WORK TO DO
Your copy of the material must match it exactly, except that pictures are dropped.

GIVEN DATA
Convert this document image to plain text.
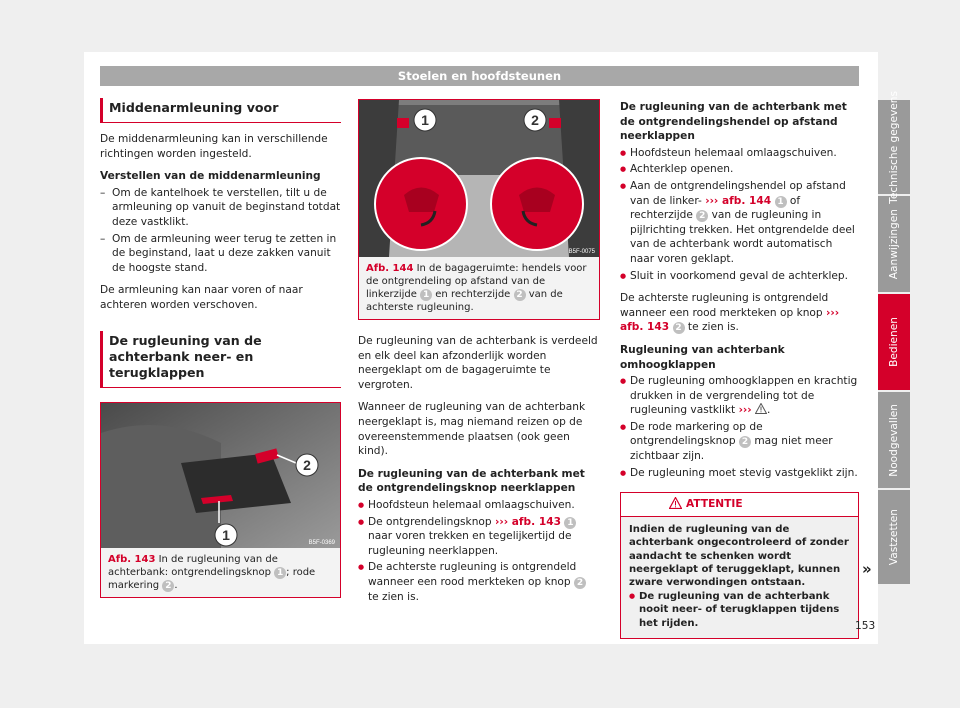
Stoelen en hoofdsteunen
Middenarmleuning voor

De middenarmleuning kan in verschillende richtingen worden ingesteld.

Verstellen van de middenarmleuning
– Om de kantelhoek te verstellen, tilt u de armleuning op vanuit de beginstand totdat deze vastklikt.
– Om de armleuning weer terug te zetten in de beginstand, laat u deze zakken vanuit de hoogste stand.

De armleuning kan naar voren of naar achteren worden verschoven.

De rugleuning van de achterbank neer- en terugklappen
2
1	B5F-0369
Afb. 143 In de rugleuning van de achterbank: ontgrendelingsknop 1 ; rode markering 2 .
1	2
B5F-0075
Afb. 144 In de bagageruimte: hendels voor de ontgrendeling op afstand van de linkerzijde 1 en rechterzijde 2 van de achterste rugleuning.

De rugleuning van de achterbank is verdeeld en elk deel kan afzonderlijk worden neergeklapt om de bagageruimte te vergroten.

Wanneer de rugleuning van de achterbank neergeklapt is, mag niemand reizen op de overeenstemmende plaatsen (ook geen kind).

De rugleuning van de achterbank met de ontgrendelingsknop neerklappen
● Hoofdsteun helemaal omlaagschuiven.
● De ontgrendelingsknop ››› afb. 143 1 naar voren trekken en tegelijkertijd de rugleuning neerklappen.
● De achterste rugleuning is ontgrendeld wanneer een rood merkteken op knop 2 te zien is.
De rugleuning van de achterbank met de ontgrendelingshendel op afstand neerklappen
● Hoofdsteun helemaal omlaagschuiven.
● Achterklep openen.
● Aan de ontgrendelingshendel op afstand van de linker- ››› afb. 144 1 of rechterzijde 2 van de rugleuning in pijlrichting trekken. Het ontgrendelde deel van de achterbank wordt automatisch naar voren geklapt.
● Sluit in voorkomend geval de achterklep.

De achterste rugleuning is ontgrendeld wanneer een rood merkteken op knop ››› afb. 143 2 te zien is.

Rugleuning van achterbank omhoogklappen
● De rugleuning omhoogklappen en krachtig drukken in de vergrendeling tot de rugleuning vastklikt ››› .
● De rode markering op de ontgrendelingsknop 2 mag niet meer zichtbaar zijn.
● De rugleuning moet stevig vastgeklikt zijn.
ATTENTIE
Indien de rugleuning van de achterbank ongecontroleerd of zonder aandacht te schenken wordt neergeklapt of teruggeklapt, kunnen zware verwondingen ontstaan.
● De rugleuning van de achterbank nooit neer- of terugklappen tijdens het rijden.
»
Technische gegevens
Aanwijzingen
Bedienen
Noodgevallen
Vastzetten
153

ANSWER TO THIS PROBLEM
Convert this document image to plain text.
Stoelen en hoofdsteunen
Middenarmleuning voor

De middenarmleuning kan in verschillende richtingen worden ingesteld.

Verstellen van de middenarmleuning
– Om de kantelhoek te verstellen, tilt u de armleuning op vanuit de beginstand totdat deze vastklikt.
– Om de armleuning weer terug te zetten in de beginstand, laat u deze zakken vanuit de hoogste stand.

De armleuning kan naar voren of naar achteren worden verschoven.

De rugleuning van de achterbank neer- en terugklappen
2
1	B5F-0369
Afb. 143 In de rugleuning van de achterbank: ontgrendelingsknop 1 ; rode markering 2 .
1	2
B5F-0075
Afb. 144 In de bagageruimte: hendels voor de ontgrendeling op afstand van de linkerzijde 1 en rechterzijde 2 van de achterste rugleuning.

De rugleuning van de achterbank is verdeeld en elk deel kan afzonderlijk worden neergeklapt om de bagageruimte te vergroten.

Wanneer de rugleuning van de achterbank neergeklapt is, mag niemand reizen op de overeenstemmende plaatsen (ook geen kind).

De rugleuning van de achterbank met de ontgrendelingsknop neerklappen
● Hoofdsteun helemaal omlaagschuiven.
● De ontgrendelingsknop ››› afb. 143 1 naar voren trekken en tegelijkertijd de rugleuning neerklappen.
● De achterste rugleuning is ontgrendeld wanneer een rood merkteken op knop 2 te zien is.
De rugleuning van de achterbank met de ontgrendelingshendel op afstand neerklappen
● Hoofdsteun helemaal omlaagschuiven.
● Achterklep openen.
● Aan de ontgrendelingshendel op afstand van de linker- ››› afb. 144 1 of rechterzijde 2 van de rugleuning in pijlrichting trekken. Het ontgrendelde deel van de achterbank wordt automatisch naar voren geklapt.
● Sluit in voorkomend geval de achterklep.

De achterste rugleuning is ontgrendeld wanneer een rood merkteken op knop ››› afb. 143 2 te zien is.

Rugleuning van achterbank omhoogklappen
● De rugleuning omhoogklappen en krachtig drukken in de vergrendeling tot de rugleuning vastklikt ››› .
● De rode markering op de ontgrendelingsknop 2 mag niet meer zichtbaar zijn.
● De rugleuning moet stevig vastgeklikt zijn.
ATTENTIE
Indien de rugleuning van de achterbank ongecontroleerd of zonder aandacht te schenken wordt neergeklapt of teruggeklapt, kunnen zware verwondingen ontstaan.
● De rugleuning van de achterbank nooit neer- of terugklappen tijdens het rijden.
»
Technische gegevens
Aanwijzingen
Bedienen
Noodgevallen
Vastzetten
153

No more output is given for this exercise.